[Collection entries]

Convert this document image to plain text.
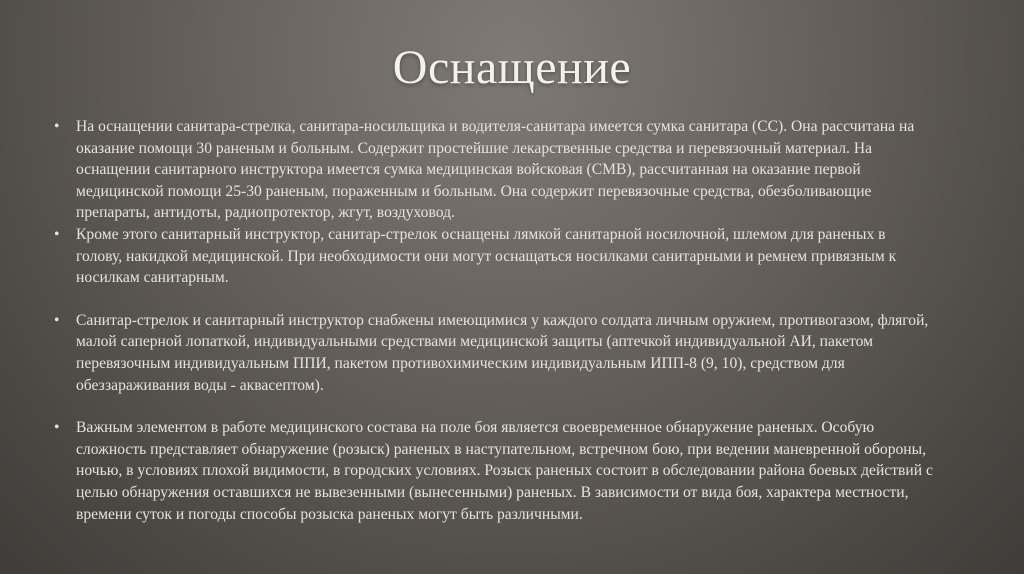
Оснащение
•	На оснащении санитара-стрелка, санитара-носильщика и водителя-санитара имеется сумка санитара (СС). Она рассчитана на оказание помощи 30 раненым и больным. Содержит простейшие лекарственные средства и перевязочный материал. На оснащении санитарного инструктора имеется сумка медицинская войсковая (СМВ), рассчитанная на оказание первой медицинской помощи 25-30 раненым, пораженным и больным. Она содержит перевязочные средства, обезболивающие препараты, антидоты, радиопротектор, жгут, воздуховод.
•	Кроме этого санитарный инструктор, санитар-стрелок оснащены лямкой санитарной носилочной, шлемом для раненых в голову, накидкой медицинской. При необходимости они могут оснащаться носилками санитарными и ремнем привязным к носилкам санитарным.
•	Санитар-стрелок и санитарный инструктор снабжены имеющимися у каждого солдата личным оружием, противогазом, флягой, малой саперной лопаткой, индивидуальными средствами медицинской защиты (аптечкой индивидуальной АИ, пакетом перевязочным индивидуальным ППИ, пакетом противохимическим индивидуальным ИПП-8 (9, 10), средством для обеззараживания воды - аквасептом).
•	Важным элементом в работе медицинского состава на поле боя является своевременное обнаружение раненых. Особую сложность представляет обнаружение (розыск) раненых в наступательном, встречном бою, при ведении маневренной обороны, ночью, в условиях плохой видимости, в городских условиях. Розыск раненых состоит в обследовании района боевых действий с целью обнаружения оставшихся не вывезенными (вынесенными) раненых. В зависимости от вида боя, характера местности, времени суток и погоды способы розыска раненых могут быть различными.
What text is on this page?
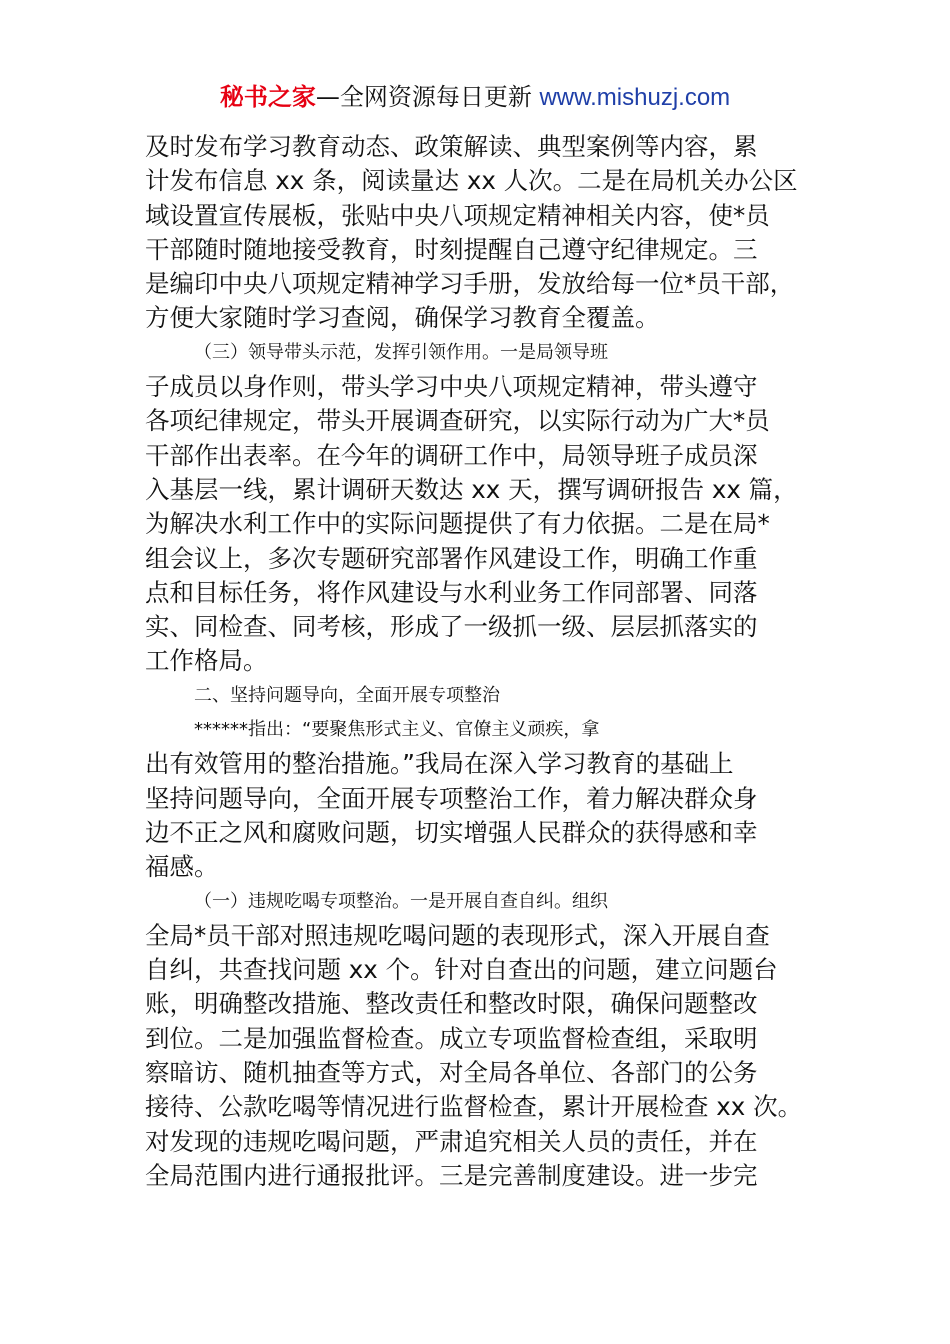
秘书之家—全网资源每日更新 www.mishuzj.com
及时发布学习教育动态、政策解读、典型案例等内容，累
计发布信息 xx 条，阅读量达 xx 人次。二是在局机关办公区
域设置宣传展板，张贴中央八项规定精神相关内容，使*员
干部随时随地接受教育，时刻提醒自己遵守纪律规定。三
是编印中央八项规定精神学习手册，发放给每一位*员干部，
方便大家随时学习查阅，确保学习教育全覆盖。
（三）领导带头示范，发挥引领作用。一是局领导班
子成员以身作则，带头学习中央八项规定精神，带头遵守
各项纪律规定，带头开展调查研究，以实际行动为广大*员
干部作出表率。在今年的调研工作中，局领导班子成员深
入基层一线，累计调研天数达 xx 天，撰写调研报告 xx 篇，
为解决水利工作中的实际问题提供了有力依据。二是在局*
组会议上，多次专题研究部署作风建设工作，明确工作重
点和目标任务，将作风建设与水利业务工作同部署、同落
实、同检查、同考核，形成了一级抓一级、层层抓落实的
工作格局。
二、坚持问题导向，全面开展专项整治
******指出：“要聚焦形式主义、官僚主义顽疾，拿
出有效管用的整治措施。”我局在深入学习教育的基础上
坚持问题导向，全面开展专项整治工作，着力解决群众身
边不正之风和腐败问题，切实增强人民群众的获得感和幸
福感。
（一）违规吃喝专项整治。一是开展自查自纠。组织
全局*员干部对照违规吃喝问题的表现形式，深入开展自查
自纠，共查找问题 xx 个。针对自查出的问题，建立问题台
账，明确整改措施、整改责任和整改时限，确保问题整改
到位。二是加强监督检查。成立专项监督检查组，采取明
察暗访、随机抽查等方式，对全局各单位、各部门的公务
接待、公款吃喝等情况进行监督检查，累计开展检查 xx 次。
对发现的违规吃喝问题，严肃追究相关人员的责任，并在
全局范围内进行通报批评。三是完善制度建设。进一步完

→ **Problem requirements**
Produce an exact copy of only those lines that run from the line with "What text is on this page?" to the final line of the records, including both; exclude images.

→ **Task result**
What text is on this page?
秘书之家—全网资源每日更新 www.mishuzj.com
及时发布学习教育动态、政策解读、典型案例等内容，累
计发布信息 xx 条，阅读量达 xx 人次。二是在局机关办公区
域设置宣传展板，张贴中央八项规定精神相关内容，使*员
干部随时随地接受教育，时刻提醒自己遵守纪律规定。三
是编印中央八项规定精神学习手册，发放给每一位*员干部，
方便大家随时学习查阅，确保学习教育全覆盖。
（三）领导带头示范，发挥引领作用。一是局领导班
子成员以身作则，带头学习中央八项规定精神，带头遵守
各项纪律规定，带头开展调查研究，以实际行动为广大*员
干部作出表率。在今年的调研工作中，局领导班子成员深
入基层一线，累计调研天数达 xx 天，撰写调研报告 xx 篇，
为解决水利工作中的实际问题提供了有力依据。二是在局*
组会议上，多次专题研究部署作风建设工作，明确工作重
点和目标任务，将作风建设与水利业务工作同部署、同落
实、同检查、同考核，形成了一级抓一级、层层抓落实的
工作格局。
二、坚持问题导向，全面开展专项整治
******指出：“要聚焦形式主义、官僚主义顽疾，拿
出有效管用的整治措施。”我局在深入学习教育的基础上
坚持问题导向，全面开展专项整治工作，着力解决群众身
边不正之风和腐败问题，切实增强人民群众的获得感和幸
福感。
（一）违规吃喝专项整治。一是开展自查自纠。组织
全局*员干部对照违规吃喝问题的表现形式，深入开展自查
自纠，共查找问题 xx 个。针对自查出的问题，建立问题台
账，明确整改措施、整改责任和整改时限，确保问题整改
到位。二是加强监督检查。成立专项监督检查组，采取明
察暗访、随机抽查等方式，对全局各单位、各部门的公务
接待、公款吃喝等情况进行监督检查，累计开展检查 xx 次。
对发现的违规吃喝问题，严肃追究相关人员的责任，并在
全局范围内进行通报批评。三是完善制度建设。进一步完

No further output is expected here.